— Begin Stored rows —

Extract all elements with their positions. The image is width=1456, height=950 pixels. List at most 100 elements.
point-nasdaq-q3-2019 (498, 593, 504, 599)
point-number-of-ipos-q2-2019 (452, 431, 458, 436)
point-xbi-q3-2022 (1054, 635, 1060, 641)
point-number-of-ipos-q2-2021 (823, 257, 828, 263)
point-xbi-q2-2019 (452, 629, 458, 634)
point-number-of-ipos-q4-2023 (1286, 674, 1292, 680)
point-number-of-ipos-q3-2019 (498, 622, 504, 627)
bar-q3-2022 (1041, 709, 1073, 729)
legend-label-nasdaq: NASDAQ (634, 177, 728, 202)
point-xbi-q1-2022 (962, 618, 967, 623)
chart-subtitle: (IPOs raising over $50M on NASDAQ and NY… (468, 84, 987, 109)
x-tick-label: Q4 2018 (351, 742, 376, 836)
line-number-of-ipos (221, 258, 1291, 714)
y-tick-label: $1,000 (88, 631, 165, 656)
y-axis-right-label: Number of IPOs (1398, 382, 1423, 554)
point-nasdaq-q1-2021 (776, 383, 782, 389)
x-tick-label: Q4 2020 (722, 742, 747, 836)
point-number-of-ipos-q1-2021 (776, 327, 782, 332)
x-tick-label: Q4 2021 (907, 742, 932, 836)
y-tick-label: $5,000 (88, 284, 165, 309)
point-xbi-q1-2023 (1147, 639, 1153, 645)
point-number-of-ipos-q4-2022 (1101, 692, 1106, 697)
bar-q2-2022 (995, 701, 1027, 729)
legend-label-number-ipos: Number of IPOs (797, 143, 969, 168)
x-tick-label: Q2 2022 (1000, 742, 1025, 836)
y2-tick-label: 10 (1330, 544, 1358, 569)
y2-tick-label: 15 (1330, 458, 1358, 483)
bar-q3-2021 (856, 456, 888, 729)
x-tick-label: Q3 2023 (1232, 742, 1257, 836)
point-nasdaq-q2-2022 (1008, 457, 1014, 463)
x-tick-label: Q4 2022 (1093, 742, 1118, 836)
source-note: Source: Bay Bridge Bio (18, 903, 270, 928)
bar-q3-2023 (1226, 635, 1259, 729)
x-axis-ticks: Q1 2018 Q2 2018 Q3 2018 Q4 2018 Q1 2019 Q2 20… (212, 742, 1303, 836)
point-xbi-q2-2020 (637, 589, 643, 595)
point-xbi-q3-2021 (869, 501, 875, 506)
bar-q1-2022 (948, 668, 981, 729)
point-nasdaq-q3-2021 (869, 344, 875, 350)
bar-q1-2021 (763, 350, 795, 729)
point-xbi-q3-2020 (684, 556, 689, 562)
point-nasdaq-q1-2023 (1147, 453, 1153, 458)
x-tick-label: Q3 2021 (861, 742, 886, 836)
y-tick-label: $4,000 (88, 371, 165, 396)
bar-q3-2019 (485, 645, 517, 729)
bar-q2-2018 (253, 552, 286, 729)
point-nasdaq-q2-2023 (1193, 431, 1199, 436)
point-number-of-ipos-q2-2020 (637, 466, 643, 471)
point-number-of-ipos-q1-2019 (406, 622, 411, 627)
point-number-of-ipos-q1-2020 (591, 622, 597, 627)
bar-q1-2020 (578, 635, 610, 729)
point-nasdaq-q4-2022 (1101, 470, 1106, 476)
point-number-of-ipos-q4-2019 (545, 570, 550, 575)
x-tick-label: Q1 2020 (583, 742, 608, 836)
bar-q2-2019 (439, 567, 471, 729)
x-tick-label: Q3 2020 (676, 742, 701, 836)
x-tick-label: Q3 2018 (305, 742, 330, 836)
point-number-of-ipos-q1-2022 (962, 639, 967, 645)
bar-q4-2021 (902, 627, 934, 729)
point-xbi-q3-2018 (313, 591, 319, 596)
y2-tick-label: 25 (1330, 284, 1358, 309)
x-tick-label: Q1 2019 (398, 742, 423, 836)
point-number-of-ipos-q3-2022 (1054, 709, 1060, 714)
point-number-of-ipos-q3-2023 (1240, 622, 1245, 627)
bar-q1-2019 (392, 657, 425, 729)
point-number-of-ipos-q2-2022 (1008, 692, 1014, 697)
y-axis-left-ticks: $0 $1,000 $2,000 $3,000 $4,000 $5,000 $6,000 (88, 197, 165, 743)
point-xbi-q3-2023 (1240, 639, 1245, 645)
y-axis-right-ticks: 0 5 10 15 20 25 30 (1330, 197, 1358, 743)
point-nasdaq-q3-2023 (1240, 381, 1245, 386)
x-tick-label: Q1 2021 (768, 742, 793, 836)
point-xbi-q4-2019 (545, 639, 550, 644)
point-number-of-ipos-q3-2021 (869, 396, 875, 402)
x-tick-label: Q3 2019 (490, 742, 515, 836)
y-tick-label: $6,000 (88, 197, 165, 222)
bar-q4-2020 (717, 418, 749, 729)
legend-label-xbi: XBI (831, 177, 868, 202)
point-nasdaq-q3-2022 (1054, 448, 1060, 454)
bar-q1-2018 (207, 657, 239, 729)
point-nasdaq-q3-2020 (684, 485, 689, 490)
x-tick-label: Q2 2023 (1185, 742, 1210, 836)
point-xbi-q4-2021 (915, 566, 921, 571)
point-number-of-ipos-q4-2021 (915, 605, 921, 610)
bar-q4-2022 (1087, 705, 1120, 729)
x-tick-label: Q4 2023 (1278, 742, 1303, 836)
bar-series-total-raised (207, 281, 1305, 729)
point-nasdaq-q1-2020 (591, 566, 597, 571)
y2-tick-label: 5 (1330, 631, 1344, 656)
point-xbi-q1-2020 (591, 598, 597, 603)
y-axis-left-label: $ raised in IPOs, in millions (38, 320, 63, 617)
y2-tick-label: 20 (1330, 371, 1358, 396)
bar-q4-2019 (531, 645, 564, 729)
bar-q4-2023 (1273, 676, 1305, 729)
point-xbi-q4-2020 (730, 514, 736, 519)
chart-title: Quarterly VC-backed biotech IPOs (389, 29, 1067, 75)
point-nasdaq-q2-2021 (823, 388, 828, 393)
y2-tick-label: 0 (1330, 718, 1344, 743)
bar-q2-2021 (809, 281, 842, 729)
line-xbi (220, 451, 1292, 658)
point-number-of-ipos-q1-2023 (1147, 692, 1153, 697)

— End Stored rows —

▶ _Directions_: Copy the entries verbatim, beginning with the first line and continuing through the line with "point-xbi-q2-2020 (637, 589, 643, 595)", including both of those lines.

▶ _Reply to the task_:
Extract all elements with their positions. The image is width=1456, height=950 pixels. List at most 100 elements.
point-nasdaq-q3-2019 (498, 593, 504, 599)
point-number-of-ipos-q2-2019 (452, 431, 458, 436)
point-xbi-q3-2022 (1054, 635, 1060, 641)
point-number-of-ipos-q2-2021 (823, 257, 828, 263)
point-xbi-q2-2019 (452, 629, 458, 634)
point-number-of-ipos-q4-2023 (1286, 674, 1292, 680)
point-number-of-ipos-q3-2019 (498, 622, 504, 627)
bar-q3-2022 (1041, 709, 1073, 729)
legend-label-nasdaq: NASDAQ (634, 177, 728, 202)
point-xbi-q1-2022 (962, 618, 967, 623)
chart-subtitle: (IPOs raising over $50M on NASDAQ and NY… (468, 84, 987, 109)
x-tick-label: Q4 2018 (351, 742, 376, 836)
line-number-of-ipos (221, 258, 1291, 714)
y-tick-label: $1,000 (88, 631, 165, 656)
y-axis-right-label: Number of IPOs (1398, 382, 1423, 554)
point-nasdaq-q1-2021 (776, 383, 782, 389)
x-tick-label: Q4 2020 (722, 742, 747, 836)
point-number-of-ipos-q1-2021 (776, 327, 782, 332)
x-tick-label: Q4 2021 (907, 742, 932, 836)
y-tick-label: $5,000 (88, 284, 165, 309)
point-xbi-q1-2023 (1147, 639, 1153, 645)
point-number-of-ipos-q4-2022 (1101, 692, 1106, 697)
bar-q2-2022 (995, 701, 1027, 729)
legend-label-number-ipos: Number of IPOs (797, 143, 969, 168)
x-tick-label: Q2 2022 (1000, 742, 1025, 836)
y2-tick-label: 10 (1330, 544, 1358, 569)
y2-tick-label: 15 (1330, 458, 1358, 483)
bar-q3-2021 (856, 456, 888, 729)
x-tick-label: Q3 2023 (1232, 742, 1257, 836)
point-nasdaq-q2-2022 (1008, 457, 1014, 463)
x-tick-label: Q4 2022 (1093, 742, 1118, 836)
source-note: Source: Bay Bridge Bio (18, 903, 270, 928)
bar-q3-2023 (1226, 635, 1259, 729)
x-axis-ticks: Q1 2018 Q2 2018 Q3 2018 Q4 2018 Q1 2019 Q2 20… (212, 742, 1303, 836)
point-xbi-q2-2020 (637, 589, 643, 595)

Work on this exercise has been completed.